◆ PROBLEM DETAILS:
Transcribe the lines of the records starting with the one that has "Extract the structured" in it and ending with the last, and transcribe nothing else.

== EXERCISE INPUTS ==

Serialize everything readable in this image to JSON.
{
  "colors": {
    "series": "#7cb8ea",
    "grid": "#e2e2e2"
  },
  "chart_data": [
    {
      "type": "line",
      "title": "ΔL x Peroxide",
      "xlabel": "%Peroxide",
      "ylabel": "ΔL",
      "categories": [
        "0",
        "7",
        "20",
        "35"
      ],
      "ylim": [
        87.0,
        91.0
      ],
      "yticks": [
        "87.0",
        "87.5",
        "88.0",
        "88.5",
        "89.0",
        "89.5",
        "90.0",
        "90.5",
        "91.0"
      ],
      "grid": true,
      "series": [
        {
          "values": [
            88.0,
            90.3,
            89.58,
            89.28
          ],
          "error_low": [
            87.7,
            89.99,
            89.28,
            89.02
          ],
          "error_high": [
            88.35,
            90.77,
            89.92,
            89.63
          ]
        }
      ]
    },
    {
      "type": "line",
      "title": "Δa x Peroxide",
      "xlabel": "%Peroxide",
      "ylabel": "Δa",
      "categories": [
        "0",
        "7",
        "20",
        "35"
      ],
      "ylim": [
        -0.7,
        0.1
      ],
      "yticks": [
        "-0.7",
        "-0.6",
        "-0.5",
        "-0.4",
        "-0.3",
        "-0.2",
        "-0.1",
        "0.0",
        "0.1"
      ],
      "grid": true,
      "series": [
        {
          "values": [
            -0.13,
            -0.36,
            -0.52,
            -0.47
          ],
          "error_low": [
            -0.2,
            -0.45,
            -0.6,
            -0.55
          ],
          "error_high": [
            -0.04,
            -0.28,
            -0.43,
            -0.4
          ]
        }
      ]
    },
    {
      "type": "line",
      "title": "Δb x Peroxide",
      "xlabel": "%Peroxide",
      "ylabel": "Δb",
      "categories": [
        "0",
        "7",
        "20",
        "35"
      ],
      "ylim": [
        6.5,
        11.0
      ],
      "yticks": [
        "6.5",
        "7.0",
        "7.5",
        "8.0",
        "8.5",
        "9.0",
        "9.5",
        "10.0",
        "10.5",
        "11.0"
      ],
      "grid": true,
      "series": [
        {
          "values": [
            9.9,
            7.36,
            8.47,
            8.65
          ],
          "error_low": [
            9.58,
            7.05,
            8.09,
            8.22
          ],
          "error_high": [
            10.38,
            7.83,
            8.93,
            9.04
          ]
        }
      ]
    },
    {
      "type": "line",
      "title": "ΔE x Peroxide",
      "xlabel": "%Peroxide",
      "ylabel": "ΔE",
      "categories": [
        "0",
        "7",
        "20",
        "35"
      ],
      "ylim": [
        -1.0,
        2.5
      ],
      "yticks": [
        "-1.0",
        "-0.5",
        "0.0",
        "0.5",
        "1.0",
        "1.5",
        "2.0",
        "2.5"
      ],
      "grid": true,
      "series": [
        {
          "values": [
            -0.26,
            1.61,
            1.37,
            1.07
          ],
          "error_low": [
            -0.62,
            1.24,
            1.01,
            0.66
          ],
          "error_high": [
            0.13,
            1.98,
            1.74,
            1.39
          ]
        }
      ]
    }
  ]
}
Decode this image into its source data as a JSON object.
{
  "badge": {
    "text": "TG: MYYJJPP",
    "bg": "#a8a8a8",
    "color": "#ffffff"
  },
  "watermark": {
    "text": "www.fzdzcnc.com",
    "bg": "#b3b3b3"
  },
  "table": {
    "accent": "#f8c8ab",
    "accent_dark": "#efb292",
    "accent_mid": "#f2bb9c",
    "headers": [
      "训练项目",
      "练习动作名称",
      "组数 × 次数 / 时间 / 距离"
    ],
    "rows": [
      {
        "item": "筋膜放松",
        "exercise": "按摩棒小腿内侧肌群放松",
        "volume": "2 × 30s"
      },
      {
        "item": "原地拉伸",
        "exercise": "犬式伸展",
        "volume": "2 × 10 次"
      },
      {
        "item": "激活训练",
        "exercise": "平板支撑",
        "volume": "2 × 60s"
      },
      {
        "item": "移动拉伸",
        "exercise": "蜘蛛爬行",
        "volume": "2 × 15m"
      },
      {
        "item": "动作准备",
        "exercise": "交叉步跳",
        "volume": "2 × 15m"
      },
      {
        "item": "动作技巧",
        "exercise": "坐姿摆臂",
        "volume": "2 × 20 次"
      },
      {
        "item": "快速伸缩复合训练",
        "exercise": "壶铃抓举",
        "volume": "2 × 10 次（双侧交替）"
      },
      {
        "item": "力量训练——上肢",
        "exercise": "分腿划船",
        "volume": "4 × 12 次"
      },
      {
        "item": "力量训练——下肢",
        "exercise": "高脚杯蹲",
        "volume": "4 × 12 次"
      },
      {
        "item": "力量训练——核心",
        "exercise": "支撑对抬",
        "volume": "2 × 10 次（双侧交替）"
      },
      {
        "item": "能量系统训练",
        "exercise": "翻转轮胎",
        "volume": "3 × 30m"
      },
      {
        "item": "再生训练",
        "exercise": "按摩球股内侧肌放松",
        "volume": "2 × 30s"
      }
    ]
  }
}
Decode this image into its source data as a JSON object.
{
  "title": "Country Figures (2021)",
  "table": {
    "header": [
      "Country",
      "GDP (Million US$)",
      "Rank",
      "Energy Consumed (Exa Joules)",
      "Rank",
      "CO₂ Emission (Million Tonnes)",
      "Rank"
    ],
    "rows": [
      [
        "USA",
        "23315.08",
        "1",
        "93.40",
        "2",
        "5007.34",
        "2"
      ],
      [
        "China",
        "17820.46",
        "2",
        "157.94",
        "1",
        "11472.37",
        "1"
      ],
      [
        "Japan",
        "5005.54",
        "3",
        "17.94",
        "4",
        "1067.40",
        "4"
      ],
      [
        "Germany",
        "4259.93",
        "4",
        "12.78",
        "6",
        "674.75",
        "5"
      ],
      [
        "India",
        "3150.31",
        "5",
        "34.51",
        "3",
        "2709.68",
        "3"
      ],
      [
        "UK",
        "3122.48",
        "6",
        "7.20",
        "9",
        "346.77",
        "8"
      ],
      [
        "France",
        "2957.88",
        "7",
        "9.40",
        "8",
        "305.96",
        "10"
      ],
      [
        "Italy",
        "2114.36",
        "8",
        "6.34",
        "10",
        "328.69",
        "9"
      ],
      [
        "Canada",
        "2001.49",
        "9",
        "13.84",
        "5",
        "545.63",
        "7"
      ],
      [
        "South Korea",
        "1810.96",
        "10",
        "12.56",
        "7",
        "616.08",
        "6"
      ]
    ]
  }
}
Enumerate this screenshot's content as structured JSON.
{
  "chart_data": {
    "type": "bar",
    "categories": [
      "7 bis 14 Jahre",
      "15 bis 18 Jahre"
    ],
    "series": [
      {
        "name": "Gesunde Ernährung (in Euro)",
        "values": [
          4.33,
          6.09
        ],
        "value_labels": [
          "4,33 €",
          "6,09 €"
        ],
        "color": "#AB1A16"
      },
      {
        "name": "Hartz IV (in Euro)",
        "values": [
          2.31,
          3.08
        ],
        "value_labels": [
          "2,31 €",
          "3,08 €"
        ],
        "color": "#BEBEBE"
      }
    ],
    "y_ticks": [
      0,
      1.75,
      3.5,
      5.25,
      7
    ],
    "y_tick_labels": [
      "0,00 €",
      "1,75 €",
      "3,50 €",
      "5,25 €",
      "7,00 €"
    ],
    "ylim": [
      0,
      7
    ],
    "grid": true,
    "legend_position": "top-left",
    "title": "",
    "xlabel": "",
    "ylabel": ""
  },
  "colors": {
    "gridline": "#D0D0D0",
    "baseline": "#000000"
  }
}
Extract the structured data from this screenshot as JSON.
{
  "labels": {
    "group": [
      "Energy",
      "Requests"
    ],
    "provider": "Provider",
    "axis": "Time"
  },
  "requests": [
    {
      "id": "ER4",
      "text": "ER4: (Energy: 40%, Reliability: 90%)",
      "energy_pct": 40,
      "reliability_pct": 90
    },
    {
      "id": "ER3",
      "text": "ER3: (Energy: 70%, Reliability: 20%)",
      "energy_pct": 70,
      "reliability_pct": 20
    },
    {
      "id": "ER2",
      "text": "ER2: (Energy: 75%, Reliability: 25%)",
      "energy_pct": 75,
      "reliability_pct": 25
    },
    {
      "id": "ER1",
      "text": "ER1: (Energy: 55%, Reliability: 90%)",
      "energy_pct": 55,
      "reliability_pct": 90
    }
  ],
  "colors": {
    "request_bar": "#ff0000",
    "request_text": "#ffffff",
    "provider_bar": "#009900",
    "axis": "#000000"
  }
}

===

◆ SOLUTION TO THE PROBLEM:
Extract the structured data from this screenshot as JSON.
{
  "labels": {
    "group": [
      "Energy",
      "Requests"
    ],
    "provider": "Provider",
    "axis": "Time"
  },
  "requests": [
    {
      "id": "ER4",
      "text": "ER4: (Energy: 40%, Reliability: 90%)",
      "energy_pct": 40,
      "reliability_pct": 90
    },
    {
      "id": "ER3",
      "text": "ER3: (Energy: 70%, Reliability: 20%)",
      "energy_pct": 70,
      "reliability_pct": 20
    },
    {
      "id": "ER2",
      "text": "ER2: (Energy: 75%, Reliability: 25%)",
      "energy_pct": 75,
      "reliability_pct": 25
    },
    {
      "id": "ER1",
      "text": "ER1: (Energy: 55%, Reliability: 90%)",
      "energy_pct": 55,
      "reliability_pct": 90
    }
  ],
  "colors": {
    "request_bar": "#ff0000",
    "request_text": "#ffffff",
    "provider_bar": "#009900",
    "axis": "#000000"
  }
}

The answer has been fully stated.